▶ [Aim of the exercise] Each line that holds the word "caption" should be returned.

════════════════════

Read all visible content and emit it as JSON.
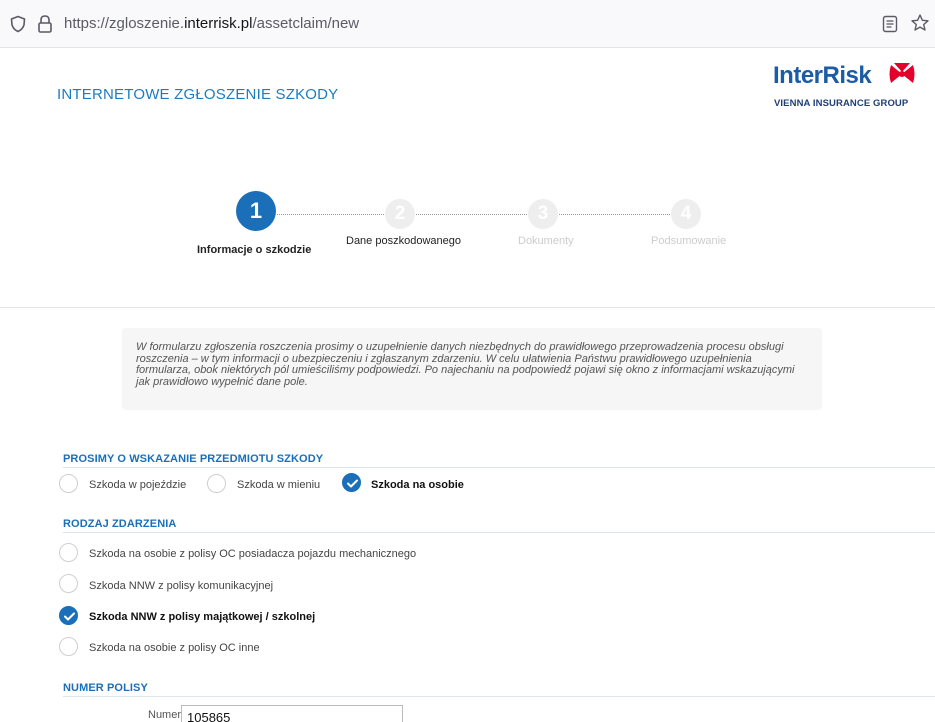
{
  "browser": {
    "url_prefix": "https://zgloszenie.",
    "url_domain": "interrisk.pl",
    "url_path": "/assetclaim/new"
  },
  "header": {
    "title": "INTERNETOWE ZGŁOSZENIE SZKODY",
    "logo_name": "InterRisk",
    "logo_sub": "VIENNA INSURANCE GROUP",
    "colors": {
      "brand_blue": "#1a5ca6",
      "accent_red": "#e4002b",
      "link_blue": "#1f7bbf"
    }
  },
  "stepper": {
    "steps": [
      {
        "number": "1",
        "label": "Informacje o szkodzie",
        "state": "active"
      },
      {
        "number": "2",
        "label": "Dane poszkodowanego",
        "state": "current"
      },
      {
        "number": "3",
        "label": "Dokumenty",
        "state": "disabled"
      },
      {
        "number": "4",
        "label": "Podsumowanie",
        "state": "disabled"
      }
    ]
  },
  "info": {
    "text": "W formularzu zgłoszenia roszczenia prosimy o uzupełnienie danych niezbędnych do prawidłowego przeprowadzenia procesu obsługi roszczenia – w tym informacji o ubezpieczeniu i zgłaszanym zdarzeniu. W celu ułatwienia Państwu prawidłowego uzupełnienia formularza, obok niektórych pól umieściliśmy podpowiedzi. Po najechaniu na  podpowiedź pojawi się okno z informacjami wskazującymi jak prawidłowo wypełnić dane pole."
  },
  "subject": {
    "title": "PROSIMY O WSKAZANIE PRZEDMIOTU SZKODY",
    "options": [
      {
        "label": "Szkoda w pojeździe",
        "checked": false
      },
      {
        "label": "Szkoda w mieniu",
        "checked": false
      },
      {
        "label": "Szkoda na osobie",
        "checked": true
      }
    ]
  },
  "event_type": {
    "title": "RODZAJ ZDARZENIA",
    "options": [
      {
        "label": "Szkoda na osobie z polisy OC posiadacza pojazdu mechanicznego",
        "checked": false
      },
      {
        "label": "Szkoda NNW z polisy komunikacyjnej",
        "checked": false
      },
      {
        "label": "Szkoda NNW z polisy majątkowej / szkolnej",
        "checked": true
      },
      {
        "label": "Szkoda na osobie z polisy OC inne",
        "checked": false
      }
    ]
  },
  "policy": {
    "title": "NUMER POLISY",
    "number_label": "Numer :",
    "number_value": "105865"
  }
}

════════════════════

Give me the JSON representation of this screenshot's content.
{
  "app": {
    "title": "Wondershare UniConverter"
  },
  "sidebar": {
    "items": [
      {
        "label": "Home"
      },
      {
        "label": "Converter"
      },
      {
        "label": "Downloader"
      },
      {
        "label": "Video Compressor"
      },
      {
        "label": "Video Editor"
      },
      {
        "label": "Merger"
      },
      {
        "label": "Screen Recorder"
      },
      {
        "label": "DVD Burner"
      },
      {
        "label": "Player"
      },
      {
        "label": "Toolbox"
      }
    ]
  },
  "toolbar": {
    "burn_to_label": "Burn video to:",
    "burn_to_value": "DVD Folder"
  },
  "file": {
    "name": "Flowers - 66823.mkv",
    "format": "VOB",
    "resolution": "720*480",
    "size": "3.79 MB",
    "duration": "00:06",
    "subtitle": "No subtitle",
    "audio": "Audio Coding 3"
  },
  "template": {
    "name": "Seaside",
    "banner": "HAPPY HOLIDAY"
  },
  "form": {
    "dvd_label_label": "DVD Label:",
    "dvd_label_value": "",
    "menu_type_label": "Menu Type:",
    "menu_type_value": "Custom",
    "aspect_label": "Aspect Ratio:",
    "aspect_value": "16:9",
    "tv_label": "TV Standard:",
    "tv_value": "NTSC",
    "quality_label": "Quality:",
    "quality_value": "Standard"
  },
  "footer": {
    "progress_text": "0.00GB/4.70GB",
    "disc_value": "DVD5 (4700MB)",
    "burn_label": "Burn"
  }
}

════════════════════

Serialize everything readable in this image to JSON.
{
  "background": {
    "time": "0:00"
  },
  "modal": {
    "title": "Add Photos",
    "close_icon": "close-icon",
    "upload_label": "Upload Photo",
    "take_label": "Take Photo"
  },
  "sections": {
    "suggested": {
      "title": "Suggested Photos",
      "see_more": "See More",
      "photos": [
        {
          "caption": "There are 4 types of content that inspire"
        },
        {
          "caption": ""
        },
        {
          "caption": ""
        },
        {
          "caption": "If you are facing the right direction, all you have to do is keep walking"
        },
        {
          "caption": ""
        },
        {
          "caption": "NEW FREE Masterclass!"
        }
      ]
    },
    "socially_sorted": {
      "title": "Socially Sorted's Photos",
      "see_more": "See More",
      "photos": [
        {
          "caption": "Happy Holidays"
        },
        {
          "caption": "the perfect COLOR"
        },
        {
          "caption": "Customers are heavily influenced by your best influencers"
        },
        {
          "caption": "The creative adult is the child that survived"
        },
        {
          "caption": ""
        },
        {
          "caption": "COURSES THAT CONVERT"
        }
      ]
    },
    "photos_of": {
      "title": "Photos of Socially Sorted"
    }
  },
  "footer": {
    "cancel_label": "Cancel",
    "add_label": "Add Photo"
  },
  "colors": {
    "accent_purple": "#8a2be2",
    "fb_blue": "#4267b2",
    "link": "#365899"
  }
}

════════════════════

▶ [Task response]
          "caption": "There are 4 types of content that inspire"
          "caption": ""
          "caption": ""
          "caption": "If you are facing the right direction, all you have to do is keep walking"
          "caption": ""
          "caption": "NEW FREE Masterclass!"
          "caption": "Happy Holidays"
          "caption": "the perfect COLOR"
          "caption": "Customers are heavily influenced by your best influencers"
          "caption": "The creative adult is the child that survived"
          "caption": ""
          "caption": "COURSES THAT CONVERT"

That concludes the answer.